Your objective: Pick out every line holding the string "right" and copy it.
+--
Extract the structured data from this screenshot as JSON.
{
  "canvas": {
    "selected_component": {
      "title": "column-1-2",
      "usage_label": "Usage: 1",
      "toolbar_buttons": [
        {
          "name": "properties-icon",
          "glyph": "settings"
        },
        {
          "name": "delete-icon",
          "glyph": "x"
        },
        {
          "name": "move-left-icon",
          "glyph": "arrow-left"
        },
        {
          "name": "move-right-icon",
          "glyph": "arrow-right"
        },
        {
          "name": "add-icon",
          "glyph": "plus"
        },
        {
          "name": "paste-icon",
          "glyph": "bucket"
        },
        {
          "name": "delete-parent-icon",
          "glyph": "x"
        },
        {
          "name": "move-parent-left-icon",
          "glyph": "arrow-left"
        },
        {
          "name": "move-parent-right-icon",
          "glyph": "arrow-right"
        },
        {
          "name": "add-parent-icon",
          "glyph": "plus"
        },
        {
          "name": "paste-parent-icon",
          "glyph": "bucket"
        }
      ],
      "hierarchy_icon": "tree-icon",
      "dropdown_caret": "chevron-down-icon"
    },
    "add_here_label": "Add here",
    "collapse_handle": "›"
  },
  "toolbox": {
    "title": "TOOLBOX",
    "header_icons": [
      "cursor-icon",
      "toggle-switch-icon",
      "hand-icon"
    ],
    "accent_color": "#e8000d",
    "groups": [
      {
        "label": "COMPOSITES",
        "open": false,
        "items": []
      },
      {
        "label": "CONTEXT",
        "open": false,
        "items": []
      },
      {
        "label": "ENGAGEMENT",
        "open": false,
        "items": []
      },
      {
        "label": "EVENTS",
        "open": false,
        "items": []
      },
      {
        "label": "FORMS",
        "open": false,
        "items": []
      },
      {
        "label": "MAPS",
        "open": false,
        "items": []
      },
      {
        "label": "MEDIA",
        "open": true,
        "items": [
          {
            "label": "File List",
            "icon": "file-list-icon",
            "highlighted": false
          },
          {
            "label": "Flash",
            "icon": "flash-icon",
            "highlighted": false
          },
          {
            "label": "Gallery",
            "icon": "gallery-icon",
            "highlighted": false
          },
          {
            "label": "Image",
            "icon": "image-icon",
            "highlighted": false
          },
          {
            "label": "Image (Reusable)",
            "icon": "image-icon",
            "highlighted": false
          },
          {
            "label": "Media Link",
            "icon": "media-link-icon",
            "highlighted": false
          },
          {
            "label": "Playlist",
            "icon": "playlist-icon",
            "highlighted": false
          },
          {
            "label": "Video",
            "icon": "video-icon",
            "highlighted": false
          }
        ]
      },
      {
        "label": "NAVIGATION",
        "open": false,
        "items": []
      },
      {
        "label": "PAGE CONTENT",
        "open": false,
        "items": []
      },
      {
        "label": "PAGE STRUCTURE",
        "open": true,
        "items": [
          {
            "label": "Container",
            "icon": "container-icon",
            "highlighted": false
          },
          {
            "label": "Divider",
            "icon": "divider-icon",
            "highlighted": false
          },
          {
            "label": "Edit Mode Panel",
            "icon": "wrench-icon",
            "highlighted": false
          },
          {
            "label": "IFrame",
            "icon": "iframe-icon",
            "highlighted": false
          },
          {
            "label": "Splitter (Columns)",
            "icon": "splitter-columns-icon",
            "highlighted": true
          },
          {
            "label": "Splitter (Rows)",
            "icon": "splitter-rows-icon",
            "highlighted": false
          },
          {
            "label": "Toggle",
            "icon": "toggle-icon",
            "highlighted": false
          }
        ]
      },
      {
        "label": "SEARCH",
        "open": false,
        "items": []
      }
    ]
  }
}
+--
Worked solution:
          "name": "move-right-icon",
          "glyph": "arrow-right"
          "name": "move-parent-right-icon",
          "glyph": "arrow-right"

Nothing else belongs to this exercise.